▶ _Short problem A_:
Answer these questions from the commit text below, one line each:
(i) According to the summary, which three conditions do the new utilities check in the input data?
(ii) Who is listed after "Reviewed By:"?
(iii) Which name appears in the added import from `.errors` but not in the removed import line?
▶ _Short problem B_: Render this sentence from the commit text below into French: "We should add some `debug` setting to `settings.py` (on by default) that calls these checks on the input data with `raise_on_fail=False`."

Utilites for validating data normalization and standardization (#223)

Balandat · facebook-github-bot · commit a107ff95a34c · 2019-08-09T14:36:41.000-07:00
Summary: Adds utilities that make it easy to check whether input data is free of NaNs, normalized (for inputs), and standardized (for targets). Addresses part of #209 - these utilities will need to be called in the various model constructors, but that will be a separate PR. We should add some `debug` setting to `settings.py` (on by default) that calls these checks on the input data with `raise_on_fail=False`. Pull Request resolved: #223 Reviewed By: sdaulton Differential Revision: D16685285 Pulled By: Balandat fbshipit-source-id: eb54f9f4d383a1b3078f253b74f707d9c8213d86
diff --git a/botorch/exceptions/__init__.py b/botorch/exceptions/__init__.py
@@ -2,10 +2,16 @@
 
 # Copyright (c) Facebook, Inc. and its affiliates. All Rights Reserved
 
-from .errors import BotorchError, CandidateGenerationError, UnsupportedError
+from .errors import (
+    BotorchError,
+    CandidateGenerationError,
+    InputDataError,
+    UnsupportedError,
+)

▶ _Given data_:
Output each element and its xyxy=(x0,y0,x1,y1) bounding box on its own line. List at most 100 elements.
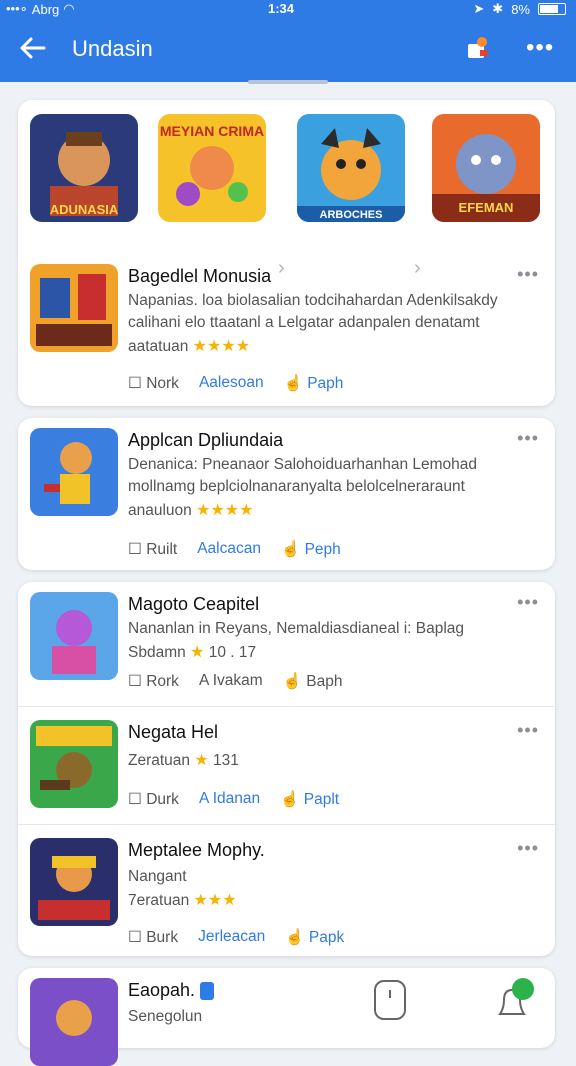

▶ _Correct result A_:
(i) That it is free of NaNs, normalized (for inputs), and standardized (for targets).
(ii) sdaulton
(iii) InputDataError

▶ _Correct result B_: Nous devrions ajouter un paramètre `debug` à `settings.py` (activé par défaut) qui exécute ces vérifications sur les données d'entrée avec `raise_on_fail=False`.